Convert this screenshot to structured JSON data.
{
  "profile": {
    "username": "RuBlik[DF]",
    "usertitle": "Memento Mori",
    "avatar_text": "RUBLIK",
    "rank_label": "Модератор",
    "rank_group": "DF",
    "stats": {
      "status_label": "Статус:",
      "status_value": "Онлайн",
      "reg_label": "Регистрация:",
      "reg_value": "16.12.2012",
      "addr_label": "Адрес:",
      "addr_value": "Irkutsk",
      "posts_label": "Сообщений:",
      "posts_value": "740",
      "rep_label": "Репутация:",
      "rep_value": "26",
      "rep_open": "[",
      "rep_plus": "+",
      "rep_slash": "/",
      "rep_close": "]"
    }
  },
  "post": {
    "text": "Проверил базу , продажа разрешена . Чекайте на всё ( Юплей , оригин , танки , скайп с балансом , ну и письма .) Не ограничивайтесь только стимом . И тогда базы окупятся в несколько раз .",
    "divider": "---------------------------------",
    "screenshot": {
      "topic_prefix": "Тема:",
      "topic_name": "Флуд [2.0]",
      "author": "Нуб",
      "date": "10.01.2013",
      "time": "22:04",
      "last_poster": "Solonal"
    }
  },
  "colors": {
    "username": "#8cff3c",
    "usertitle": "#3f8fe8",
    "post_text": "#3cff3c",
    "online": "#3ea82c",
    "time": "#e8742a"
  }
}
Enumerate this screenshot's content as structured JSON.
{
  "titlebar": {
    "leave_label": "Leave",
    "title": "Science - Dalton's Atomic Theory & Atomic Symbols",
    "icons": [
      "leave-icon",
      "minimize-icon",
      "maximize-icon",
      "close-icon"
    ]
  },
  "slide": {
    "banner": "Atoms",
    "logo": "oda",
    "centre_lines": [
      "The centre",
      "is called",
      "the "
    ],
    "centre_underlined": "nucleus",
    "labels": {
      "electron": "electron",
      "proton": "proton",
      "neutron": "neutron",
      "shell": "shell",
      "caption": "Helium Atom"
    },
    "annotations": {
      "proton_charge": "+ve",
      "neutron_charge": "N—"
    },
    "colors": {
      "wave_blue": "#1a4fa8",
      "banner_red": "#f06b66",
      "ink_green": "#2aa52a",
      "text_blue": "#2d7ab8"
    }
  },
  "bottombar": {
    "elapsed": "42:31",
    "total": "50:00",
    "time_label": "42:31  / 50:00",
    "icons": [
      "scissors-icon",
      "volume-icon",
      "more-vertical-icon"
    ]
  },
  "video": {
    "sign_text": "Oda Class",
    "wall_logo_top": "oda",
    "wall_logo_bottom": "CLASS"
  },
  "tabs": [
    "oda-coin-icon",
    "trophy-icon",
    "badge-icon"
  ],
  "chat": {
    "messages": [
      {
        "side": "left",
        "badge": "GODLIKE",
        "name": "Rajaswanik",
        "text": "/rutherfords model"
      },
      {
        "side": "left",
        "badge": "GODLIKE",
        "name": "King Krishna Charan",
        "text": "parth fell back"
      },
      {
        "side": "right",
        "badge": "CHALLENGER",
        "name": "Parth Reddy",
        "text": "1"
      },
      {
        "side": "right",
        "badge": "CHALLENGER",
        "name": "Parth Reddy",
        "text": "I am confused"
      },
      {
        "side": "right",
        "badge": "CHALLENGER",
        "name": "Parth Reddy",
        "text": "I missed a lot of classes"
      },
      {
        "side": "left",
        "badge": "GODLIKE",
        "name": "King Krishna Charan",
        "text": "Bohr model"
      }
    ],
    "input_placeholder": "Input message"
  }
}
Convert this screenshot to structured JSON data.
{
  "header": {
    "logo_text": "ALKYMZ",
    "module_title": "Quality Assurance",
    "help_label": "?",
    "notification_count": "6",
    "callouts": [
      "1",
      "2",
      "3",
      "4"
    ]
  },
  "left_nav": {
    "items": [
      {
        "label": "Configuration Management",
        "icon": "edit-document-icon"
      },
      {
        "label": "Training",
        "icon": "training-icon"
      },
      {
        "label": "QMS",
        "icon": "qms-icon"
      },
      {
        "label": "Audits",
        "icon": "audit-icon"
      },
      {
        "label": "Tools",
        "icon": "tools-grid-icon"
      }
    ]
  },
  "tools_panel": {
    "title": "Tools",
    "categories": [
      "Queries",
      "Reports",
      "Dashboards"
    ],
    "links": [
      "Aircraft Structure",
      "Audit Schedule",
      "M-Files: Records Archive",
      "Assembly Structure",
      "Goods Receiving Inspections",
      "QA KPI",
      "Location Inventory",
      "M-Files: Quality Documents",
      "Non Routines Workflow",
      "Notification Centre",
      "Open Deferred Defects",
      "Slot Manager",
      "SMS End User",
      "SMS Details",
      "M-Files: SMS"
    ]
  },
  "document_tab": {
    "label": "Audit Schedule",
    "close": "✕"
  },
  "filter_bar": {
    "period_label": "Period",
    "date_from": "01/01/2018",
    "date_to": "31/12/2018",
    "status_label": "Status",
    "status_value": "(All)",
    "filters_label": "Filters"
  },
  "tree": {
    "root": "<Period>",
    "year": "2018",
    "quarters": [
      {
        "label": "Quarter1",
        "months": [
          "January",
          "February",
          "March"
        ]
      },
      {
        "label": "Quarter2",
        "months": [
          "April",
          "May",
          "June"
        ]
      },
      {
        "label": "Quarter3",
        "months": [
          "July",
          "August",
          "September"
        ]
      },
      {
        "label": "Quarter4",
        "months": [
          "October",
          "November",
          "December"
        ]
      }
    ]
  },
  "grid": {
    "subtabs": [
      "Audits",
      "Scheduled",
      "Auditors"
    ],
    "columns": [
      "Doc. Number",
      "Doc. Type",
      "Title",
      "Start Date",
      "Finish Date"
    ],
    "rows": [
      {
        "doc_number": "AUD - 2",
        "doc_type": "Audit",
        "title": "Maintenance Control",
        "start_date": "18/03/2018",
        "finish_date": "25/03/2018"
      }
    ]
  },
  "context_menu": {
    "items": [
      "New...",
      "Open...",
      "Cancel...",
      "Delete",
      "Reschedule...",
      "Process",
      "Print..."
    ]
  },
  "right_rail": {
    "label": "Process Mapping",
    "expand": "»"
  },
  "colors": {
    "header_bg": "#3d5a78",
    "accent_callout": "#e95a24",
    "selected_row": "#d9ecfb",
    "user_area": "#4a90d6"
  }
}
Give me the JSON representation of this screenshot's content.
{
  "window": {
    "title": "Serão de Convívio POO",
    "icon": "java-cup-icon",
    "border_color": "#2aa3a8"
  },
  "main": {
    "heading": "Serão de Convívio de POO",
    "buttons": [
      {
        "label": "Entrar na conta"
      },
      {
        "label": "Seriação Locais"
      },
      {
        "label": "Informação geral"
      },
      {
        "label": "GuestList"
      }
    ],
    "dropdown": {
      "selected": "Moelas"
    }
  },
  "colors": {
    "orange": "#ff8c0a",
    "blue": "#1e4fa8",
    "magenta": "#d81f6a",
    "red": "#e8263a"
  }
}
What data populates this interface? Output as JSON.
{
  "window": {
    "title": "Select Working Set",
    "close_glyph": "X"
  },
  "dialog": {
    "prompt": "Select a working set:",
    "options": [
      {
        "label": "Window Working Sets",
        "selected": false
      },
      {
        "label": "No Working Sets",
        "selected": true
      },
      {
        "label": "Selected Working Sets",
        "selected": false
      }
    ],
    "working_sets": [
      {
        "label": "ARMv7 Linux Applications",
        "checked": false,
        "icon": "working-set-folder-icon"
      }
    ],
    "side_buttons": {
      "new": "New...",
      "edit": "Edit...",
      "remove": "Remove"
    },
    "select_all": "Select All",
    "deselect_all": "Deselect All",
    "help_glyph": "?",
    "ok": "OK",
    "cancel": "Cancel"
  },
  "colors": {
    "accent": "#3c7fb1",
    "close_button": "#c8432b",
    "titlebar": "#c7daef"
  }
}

·····

#### Do this:
Write every record out again, unaltered.

#### Reply to the exercise:
Convert this screenshot to structured JSON data.
{
  "profile": {
    "username": "RuBlik[DF]",
    "usertitle": "Memento Mori",
    "avatar_text": "RUBLIK",
    "rank_label": "Модератор",
    "rank_group": "DF",
    "stats": {
      "status_label": "Статус:",
      "status_value": "Онлайн",
      "reg_label": "Регистрация:",
      "reg_value": "16.12.2012",
      "addr_label": "Адрес:",
      "addr_value": "Irkutsk",
      "posts_label": "Сообщений:",
      "posts_value": "740",
      "rep_label": "Репутация:",
      "rep_value": "26",
      "rep_open": "[",
      "rep_plus": "+",
      "rep_slash": "/",
      "rep_close": "]"
    }
  },
  "post": {
    "text": "Проверил базу , продажа разрешена . Чекайте на всё ( Юплей , оригин , танки , скайп с балансом , ну и письма .) Не ограничивайтесь только стимом . И тогда базы окупятся в несколько раз .",
    "divider": "---------------------------------",
    "screenshot": {
      "topic_prefix": "Тема:",
      "topic_name": "Флуд [2.0]",
      "author": "Нуб",
      "date": "10.01.2013",
      "time": "22:04",
      "last_poster": "Solonal"
    }
  },
  "colors": {
    "username": "#8cff3c",
    "usertitle": "#3f8fe8",
    "post_text": "#3cff3c",
    "online": "#3ea82c",
    "time": "#e8742a"
  }
}
Enumerate this screenshot's content as structured JSON.
{
  "titlebar": {
    "leave_label": "Leave",
    "title": "Science - Dalton's Atomic Theory & Atomic Symbols",
    "icons": [
      "leave-icon",
      "minimize-icon",
      "maximize-icon",
      "close-icon"
    ]
  },
  "slide": {
    "banner": "Atoms",
    "logo": "oda",
    "centre_lines": [
      "The centre",
      "is called",
      "the "
    ],
    "centre_underlined": "nucleus",
    "labels": {
      "electron": "electron",
      "proton": "proton",
      "neutron": "neutron",
      "shell": "shell",
      "caption": "Helium Atom"
    },
    "annotations": {
      "proton_charge": "+ve",
      "neutron_charge": "N—"
    },
    "colors": {
      "wave_blue": "#1a4fa8",
      "banner_red": "#f06b66",
      "ink_green": "#2aa52a",
      "text_blue": "#2d7ab8"
    }
  },
  "bottombar": {
    "elapsed": "42:31",
    "total": "50:00",
    "time_label": "42:31  / 50:00",
    "icons": [
      "scissors-icon",
      "volume-icon",
      "more-vertical-icon"
    ]
  },
  "video": {
    "sign_text": "Oda Class",
    "wall_logo_top": "oda",
    "wall_logo_bottom": "CLASS"
  },
  "tabs": [
    "oda-coin-icon",
    "trophy-icon",
    "badge-icon"
  ],
  "chat": {
    "messages": [
      {
        "side": "left",
        "badge": "GODLIKE",
        "name": "Rajaswanik",
        "text": "/rutherfords model"
      },
      {
        "side": "left",
        "badge": "GODLIKE",
        "name": "King Krishna Charan",
        "text": "parth fell back"
      },
      {
        "side": "right",
        "badge": "CHALLENGER",
        "name": "Parth Reddy",
        "text": "1"
      },
      {
        "side": "right",
        "badge": "CHALLENGER",
        "name": "Parth Reddy",
        "text": "I am confused"
      },
      {
        "side": "right",
        "badge": "CHALLENGER",
        "name": "Parth Reddy",
        "text": "I missed a lot of classes"
      },
      {
        "side": "left",
        "badge": "GODLIKE",
        "name": "King Krishna Charan",
        "text": "Bohr model"
      }
    ],
    "input_placeholder": "Input message"
  }
}
Convert this screenshot to structured JSON data.
{
  "header": {
    "logo_text": "ALKYMZ",
    "module_title": "Quality Assurance",
    "help_label": "?",
    "notification_count": "6",
    "callouts": [
      "1",
      "2",
      "3",
      "4"
    ]
  },
  "left_nav": {
    "items": [
      {
        "label": "Configuration Management",
        "icon": "edit-document-icon"
      },
      {
        "label": "Training",
        "icon": "training-icon"
      },
      {
        "label": "QMS",
        "icon": "qms-icon"
      },
      {
        "label": "Audits",
        "icon": "audit-icon"
      },
      {
        "label": "Tools",
        "icon": "tools-grid-icon"
      }
    ]
  },
  "tools_panel": {
    "title": "Tools",
    "categories": [
      "Queries",
      "Reports",
      "Dashboards"
    ],
    "links": [
      "Aircraft Structure",
      "Audit Schedule",
      "M-Files: Records Archive",
      "Assembly Structure",
      "Goods Receiving Inspections",
      "QA KPI",
      "Location Inventory",
      "M-Files: Quality Documents",
      "Non Routines Workflow",
      "Notification Centre",
      "Open Deferred Defects",
      "Slot Manager",
      "SMS End User",
      "SMS Details",
      "M-Files: SMS"
    ]
  },
  "document_tab": {
    "label": "Audit Schedule",
    "close": "✕"
  },
  "filter_bar": {
    "period_label": "Period",
    "date_from": "01/01/2018",
    "date_to": "31/12/2018",
    "status_label": "Status",
    "status_value": "(All)",
    "filters_label": "Filters"
  },
  "tree": {
    "root": "<Period>",
    "year": "2018",
    "quarters": [
      {
        "label": "Quarter1",
        "months": [
          "January",
          "February",
          "March"
        ]
      },
      {
        "label": "Quarter2",
        "months": [
          "April",
          "May",
          "June"
        ]
      },
      {
        "label": "Quarter3",
        "months": [
          "July",
          "August",
          "September"
        ]
      },
      {
        "label": "Quarter4",
        "months": [
          "October",
          "November",
          "December"
        ]
      }
    ]
  },
  "grid": {
    "subtabs": [
      "Audits",
      "Scheduled",
      "Auditors"
    ],
    "columns": [
      "Doc. Number",
      "Doc. Type",
      "Title",
      "Start Date",
      "Finish Date"
    ],
    "rows": [
      {
        "doc_number": "AUD - 2",
        "doc_type": "Audit",
        "title": "Maintenance Control",
        "start_date": "18/03/2018",
        "finish_date": "25/03/2018"
      }
    ]
  },
  "context_menu": {
    "items": [
      "New...",
      "Open...",
      "Cancel...",
      "Delete",
      "Reschedule...",
      "Process",
      "Print..."
    ]
  },
  "right_rail": {
    "label": "Process Mapping",
    "expand": "»"
  },
  "colors": {
    "header_bg": "#3d5a78",
    "accent_callout": "#e95a24",
    "selected_row": "#d9ecfb",
    "user_area": "#4a90d6"
  }
}
Give me the JSON representation of this screenshot's content.
{
  "window": {
    "title": "Serão de Convívio POO",
    "icon": "java-cup-icon",
    "border_color": "#2aa3a8"
  },
  "main": {
    "heading": "Serão de Convívio de POO",
    "buttons": [
      {
        "label": "Entrar na conta"
      },
      {
        "label": "Seriação Locais"
      },
      {
        "label": "Informação geral"
      },
      {
        "label": "GuestList"
      }
    ],
    "dropdown": {
      "selected": "Moelas"
    }
  },
  "colors": {
    "orange": "#ff8c0a",
    "blue": "#1e4fa8",
    "magenta": "#d81f6a",
    "red": "#e8263a"
  }
}
What data populates this interface? Output as JSON.
{
  "window": {
    "title": "Select Working Set",
    "close_glyph": "X"
  },
  "dialog": {
    "prompt": "Select a working set:",
    "options": [
      {
        "label": "Window Working Sets",
        "selected": false
      },
      {
        "label": "No Working Sets",
        "selected": true
      },
      {
        "label": "Selected Working Sets",
        "selected": false
      }
    ],
    "working_sets": [
      {
        "label": "ARMv7 Linux Applications",
        "checked": false,
        "icon": "working-set-folder-icon"
      }
    ],
    "side_buttons": {
      "new": "New...",
      "edit": "Edit...",
      "remove": "Remove"
    },
    "select_all": "Select All",
    "deselect_all": "Deselect All",
    "help_glyph": "?",
    "ok": "OK",
    "cancel": "Cancel"
  },
  "colors": {
    "accent": "#3c7fb1",
    "close_button": "#c8432b",
    "titlebar": "#c7daef"
  }
}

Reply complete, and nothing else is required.